> **WORK TO BE COMPLETED**
Take every line where the string "best" appears and copy it.

> **EXCERPTED DATA**
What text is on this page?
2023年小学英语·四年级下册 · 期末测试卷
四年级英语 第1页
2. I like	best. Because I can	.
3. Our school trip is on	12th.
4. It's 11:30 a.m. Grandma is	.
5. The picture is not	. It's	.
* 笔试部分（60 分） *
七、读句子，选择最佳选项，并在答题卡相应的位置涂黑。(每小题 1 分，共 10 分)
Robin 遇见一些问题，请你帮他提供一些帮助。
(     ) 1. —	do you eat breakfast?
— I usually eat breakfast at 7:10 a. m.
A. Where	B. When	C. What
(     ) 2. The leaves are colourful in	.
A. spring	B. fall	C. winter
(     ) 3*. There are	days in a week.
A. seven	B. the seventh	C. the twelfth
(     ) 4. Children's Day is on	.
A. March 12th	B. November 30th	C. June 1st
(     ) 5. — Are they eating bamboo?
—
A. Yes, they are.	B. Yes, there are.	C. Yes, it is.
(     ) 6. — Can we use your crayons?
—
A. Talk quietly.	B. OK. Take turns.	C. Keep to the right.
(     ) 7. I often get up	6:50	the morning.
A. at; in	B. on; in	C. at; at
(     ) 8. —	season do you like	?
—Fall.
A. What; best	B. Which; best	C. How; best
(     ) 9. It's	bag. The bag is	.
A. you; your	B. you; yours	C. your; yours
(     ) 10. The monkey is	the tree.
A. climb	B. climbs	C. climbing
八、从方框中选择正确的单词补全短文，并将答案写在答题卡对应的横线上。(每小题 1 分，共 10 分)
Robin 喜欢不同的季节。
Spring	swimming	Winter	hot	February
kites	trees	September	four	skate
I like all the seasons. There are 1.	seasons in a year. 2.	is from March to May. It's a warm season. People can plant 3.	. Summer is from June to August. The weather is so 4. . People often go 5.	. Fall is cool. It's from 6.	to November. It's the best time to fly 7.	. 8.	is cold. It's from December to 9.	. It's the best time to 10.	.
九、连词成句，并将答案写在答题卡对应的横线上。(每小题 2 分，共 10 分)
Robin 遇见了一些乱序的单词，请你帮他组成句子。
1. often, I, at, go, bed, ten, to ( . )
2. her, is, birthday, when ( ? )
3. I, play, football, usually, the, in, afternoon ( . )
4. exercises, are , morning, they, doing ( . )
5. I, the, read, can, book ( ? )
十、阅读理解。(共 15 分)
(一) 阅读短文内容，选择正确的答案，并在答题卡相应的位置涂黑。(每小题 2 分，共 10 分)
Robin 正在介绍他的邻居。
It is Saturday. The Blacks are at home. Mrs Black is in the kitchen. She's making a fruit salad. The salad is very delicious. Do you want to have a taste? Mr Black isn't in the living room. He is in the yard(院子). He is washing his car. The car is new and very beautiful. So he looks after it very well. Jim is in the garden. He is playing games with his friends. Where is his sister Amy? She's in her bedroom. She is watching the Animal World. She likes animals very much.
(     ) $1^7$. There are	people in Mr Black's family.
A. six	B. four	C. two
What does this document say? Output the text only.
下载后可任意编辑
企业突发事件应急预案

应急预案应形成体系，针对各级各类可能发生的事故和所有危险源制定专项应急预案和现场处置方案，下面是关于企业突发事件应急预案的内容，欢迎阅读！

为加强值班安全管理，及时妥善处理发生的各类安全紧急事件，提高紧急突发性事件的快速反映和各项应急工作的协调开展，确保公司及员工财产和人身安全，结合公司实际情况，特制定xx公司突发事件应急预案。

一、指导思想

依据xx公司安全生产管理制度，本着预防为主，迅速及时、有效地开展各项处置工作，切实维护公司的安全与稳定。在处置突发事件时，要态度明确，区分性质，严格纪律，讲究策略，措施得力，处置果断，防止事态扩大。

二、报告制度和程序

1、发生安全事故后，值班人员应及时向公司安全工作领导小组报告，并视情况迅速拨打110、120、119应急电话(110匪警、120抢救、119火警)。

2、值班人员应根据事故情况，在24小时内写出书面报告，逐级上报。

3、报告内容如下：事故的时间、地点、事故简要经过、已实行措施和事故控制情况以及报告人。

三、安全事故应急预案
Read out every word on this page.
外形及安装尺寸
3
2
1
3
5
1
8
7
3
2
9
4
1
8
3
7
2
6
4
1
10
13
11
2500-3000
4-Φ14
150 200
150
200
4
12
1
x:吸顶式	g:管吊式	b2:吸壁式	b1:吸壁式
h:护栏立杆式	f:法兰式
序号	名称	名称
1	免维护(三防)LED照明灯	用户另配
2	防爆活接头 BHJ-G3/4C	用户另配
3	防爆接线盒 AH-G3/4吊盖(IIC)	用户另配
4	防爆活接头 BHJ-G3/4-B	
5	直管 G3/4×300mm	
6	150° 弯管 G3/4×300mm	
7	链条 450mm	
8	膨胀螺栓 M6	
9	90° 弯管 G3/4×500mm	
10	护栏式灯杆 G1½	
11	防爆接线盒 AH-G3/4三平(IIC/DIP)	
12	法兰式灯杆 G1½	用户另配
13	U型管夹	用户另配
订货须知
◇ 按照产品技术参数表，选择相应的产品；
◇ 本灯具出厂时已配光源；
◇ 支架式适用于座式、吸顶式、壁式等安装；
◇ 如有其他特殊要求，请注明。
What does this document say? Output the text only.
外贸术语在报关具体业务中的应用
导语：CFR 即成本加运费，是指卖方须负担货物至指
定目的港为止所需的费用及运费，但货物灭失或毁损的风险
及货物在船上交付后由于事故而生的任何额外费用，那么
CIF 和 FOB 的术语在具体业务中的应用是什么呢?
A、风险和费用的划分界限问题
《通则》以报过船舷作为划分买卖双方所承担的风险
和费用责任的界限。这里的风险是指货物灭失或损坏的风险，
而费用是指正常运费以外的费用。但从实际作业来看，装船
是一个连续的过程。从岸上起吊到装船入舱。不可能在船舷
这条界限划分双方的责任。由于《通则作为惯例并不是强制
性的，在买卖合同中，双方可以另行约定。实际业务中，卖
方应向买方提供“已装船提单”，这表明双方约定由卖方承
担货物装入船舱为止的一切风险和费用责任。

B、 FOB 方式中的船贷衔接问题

> **ANSWER TO THE EXERCISE**
2. I like	best. Because I can	.
A. What; best	B. Which; best	C. How; best
I like all the seasons. There are 1.	seasons in a year. 2.	is from March to May. It's a warm season. People can plant 3.	. Summer is from June to August. The weather is so 4. . People often go 5.	. Fall is cool. It's from 6.	to November. It's the best time to fly 7.	. 8.	is cold. It's from December to 9.	. It's the best time to 10.	.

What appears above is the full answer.